[Stored data entries]
==============================

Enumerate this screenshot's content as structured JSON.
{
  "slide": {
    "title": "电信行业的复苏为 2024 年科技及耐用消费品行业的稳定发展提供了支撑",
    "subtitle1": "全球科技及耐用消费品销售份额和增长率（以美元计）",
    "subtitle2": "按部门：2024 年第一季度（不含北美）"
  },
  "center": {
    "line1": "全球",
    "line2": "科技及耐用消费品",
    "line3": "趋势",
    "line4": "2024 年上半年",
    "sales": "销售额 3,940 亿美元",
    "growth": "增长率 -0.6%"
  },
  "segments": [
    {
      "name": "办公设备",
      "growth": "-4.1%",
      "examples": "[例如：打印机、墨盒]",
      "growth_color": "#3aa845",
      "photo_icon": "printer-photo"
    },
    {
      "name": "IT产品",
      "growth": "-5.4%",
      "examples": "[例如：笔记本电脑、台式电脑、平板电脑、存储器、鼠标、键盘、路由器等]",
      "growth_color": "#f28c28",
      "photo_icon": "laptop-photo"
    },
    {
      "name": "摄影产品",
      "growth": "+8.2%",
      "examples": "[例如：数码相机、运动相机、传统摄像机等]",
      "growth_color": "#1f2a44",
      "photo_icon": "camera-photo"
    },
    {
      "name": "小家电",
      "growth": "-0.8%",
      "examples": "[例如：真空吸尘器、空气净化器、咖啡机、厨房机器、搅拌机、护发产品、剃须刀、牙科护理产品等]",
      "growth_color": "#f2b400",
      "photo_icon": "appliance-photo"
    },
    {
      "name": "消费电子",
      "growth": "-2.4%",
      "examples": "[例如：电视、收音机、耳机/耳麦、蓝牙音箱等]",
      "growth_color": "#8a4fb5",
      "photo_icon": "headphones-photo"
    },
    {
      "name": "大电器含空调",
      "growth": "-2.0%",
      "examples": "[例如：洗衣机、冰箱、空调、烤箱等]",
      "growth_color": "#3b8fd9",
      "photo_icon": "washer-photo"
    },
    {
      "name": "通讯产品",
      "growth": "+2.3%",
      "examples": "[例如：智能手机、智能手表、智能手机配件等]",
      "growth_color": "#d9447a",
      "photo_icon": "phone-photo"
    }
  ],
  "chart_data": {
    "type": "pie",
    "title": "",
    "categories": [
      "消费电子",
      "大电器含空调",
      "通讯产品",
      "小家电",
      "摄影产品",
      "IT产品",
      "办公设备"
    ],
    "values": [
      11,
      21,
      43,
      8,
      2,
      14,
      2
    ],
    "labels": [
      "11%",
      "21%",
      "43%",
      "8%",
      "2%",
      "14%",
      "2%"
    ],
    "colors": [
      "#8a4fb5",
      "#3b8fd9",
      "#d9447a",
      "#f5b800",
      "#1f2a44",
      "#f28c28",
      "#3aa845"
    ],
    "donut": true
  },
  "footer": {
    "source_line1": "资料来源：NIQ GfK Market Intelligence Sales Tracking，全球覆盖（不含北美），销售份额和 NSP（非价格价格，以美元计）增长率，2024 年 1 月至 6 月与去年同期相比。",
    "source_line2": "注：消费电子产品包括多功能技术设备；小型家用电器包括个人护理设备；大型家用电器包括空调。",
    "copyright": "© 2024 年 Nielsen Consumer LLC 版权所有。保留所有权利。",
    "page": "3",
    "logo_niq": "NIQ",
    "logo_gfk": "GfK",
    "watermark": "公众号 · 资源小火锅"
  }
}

==============================

:: Goal of the exercise ::
Extract every record. Keep wording exact.

:: Reply ::
Enumerate this screenshot's content as structured JSON.
{
  "slide": {
    "title": "电信行业的复苏为 2024 年科技及耐用消费品行业的稳定发展提供了支撑",
    "subtitle1": "全球科技及耐用消费品销售份额和增长率（以美元计）",
    "subtitle2": "按部门：2024 年第一季度（不含北美）"
  },
  "center": {
    "line1": "全球",
    "line2": "科技及耐用消费品",
    "line3": "趋势",
    "line4": "2024 年上半年",
    "sales": "销售额 3,940 亿美元",
    "growth": "增长率 -0.6%"
  },
  "segments": [
    {
      "name": "办公设备",
      "growth": "-4.1%",
      "examples": "[例如：打印机、墨盒]",
      "growth_color": "#3aa845",
      "photo_icon": "printer-photo"
    },
    {
      "name": "IT产品",
      "growth": "-5.4%",
      "examples": "[例如：笔记本电脑、台式电脑、平板电脑、存储器、鼠标、键盘、路由器等]",
      "growth_color": "#f28c28",
      "photo_icon": "laptop-photo"
    },
    {
      "name": "摄影产品",
      "growth": "+8.2%",
      "examples": "[例如：数码相机、运动相机、传统摄像机等]",
      "growth_color": "#1f2a44",
      "photo_icon": "camera-photo"
    },
    {
      "name": "小家电",
      "growth": "-0.8%",
      "examples": "[例如：真空吸尘器、空气净化器、咖啡机、厨房机器、搅拌机、护发产品、剃须刀、牙科护理产品等]",
      "growth_color": "#f2b400",
      "photo_icon": "appliance-photo"
    },
    {
      "name": "消费电子",
      "growth": "-2.4%",
      "examples": "[例如：电视、收音机、耳机/耳麦、蓝牙音箱等]",
      "growth_color": "#8a4fb5",
      "photo_icon": "headphones-photo"
    },
    {
      "name": "大电器含空调",
      "growth": "-2.0%",
      "examples": "[例如：洗衣机、冰箱、空调、烤箱等]",
      "growth_color": "#3b8fd9",
      "photo_icon": "washer-photo"
    },
    {
      "name": "通讯产品",
      "growth": "+2.3%",
      "examples": "[例如：智能手机、智能手表、智能手机配件等]",
      "growth_color": "#d9447a",
      "photo_icon": "phone-photo"
    }
  ],
  "chart_data": {
    "type": "pie",
    "title": "",
    "categories": [
      "消费电子",
      "大电器含空调",
      "通讯产品",
      "小家电",
      "摄影产品",
      "IT产品",
      "办公设备"
    ],
    "values": [
      11,
      21,
      43,
      8,
      2,
      14,
      2
    ],
    "labels": [
      "11%",
      "21%",
      "43%",
      "8%",
      "2%",
      "14%",
      "2%"
    ],
    "colors": [
      "#8a4fb5",
      "#3b8fd9",
      "#d9447a",
      "#f5b800",
      "#1f2a44",
      "#f28c28",
      "#3aa845"
    ],
    "donut": true
  },
  "footer": {
    "source_line1": "资料来源：NIQ GfK Market Intelligence Sales Tracking，全球覆盖（不含北美），销售份额和 NSP（非价格价格，以美元计）增长率，2024 年 1 月至 6 月与去年同期相比。",
    "source_line2": "注：消费电子产品包括多功能技术设备；小型家用电器包括个人护理设备；大型家用电器包括空调。",
    "copyright": "© 2024 年 Nielsen Consumer LLC 版权所有。保留所有权利。",
    "page": "3",
    "logo_niq": "NIQ",
    "logo_gfk": "GfK",
    "watermark": "公众号 · 资源小火锅"
  }
}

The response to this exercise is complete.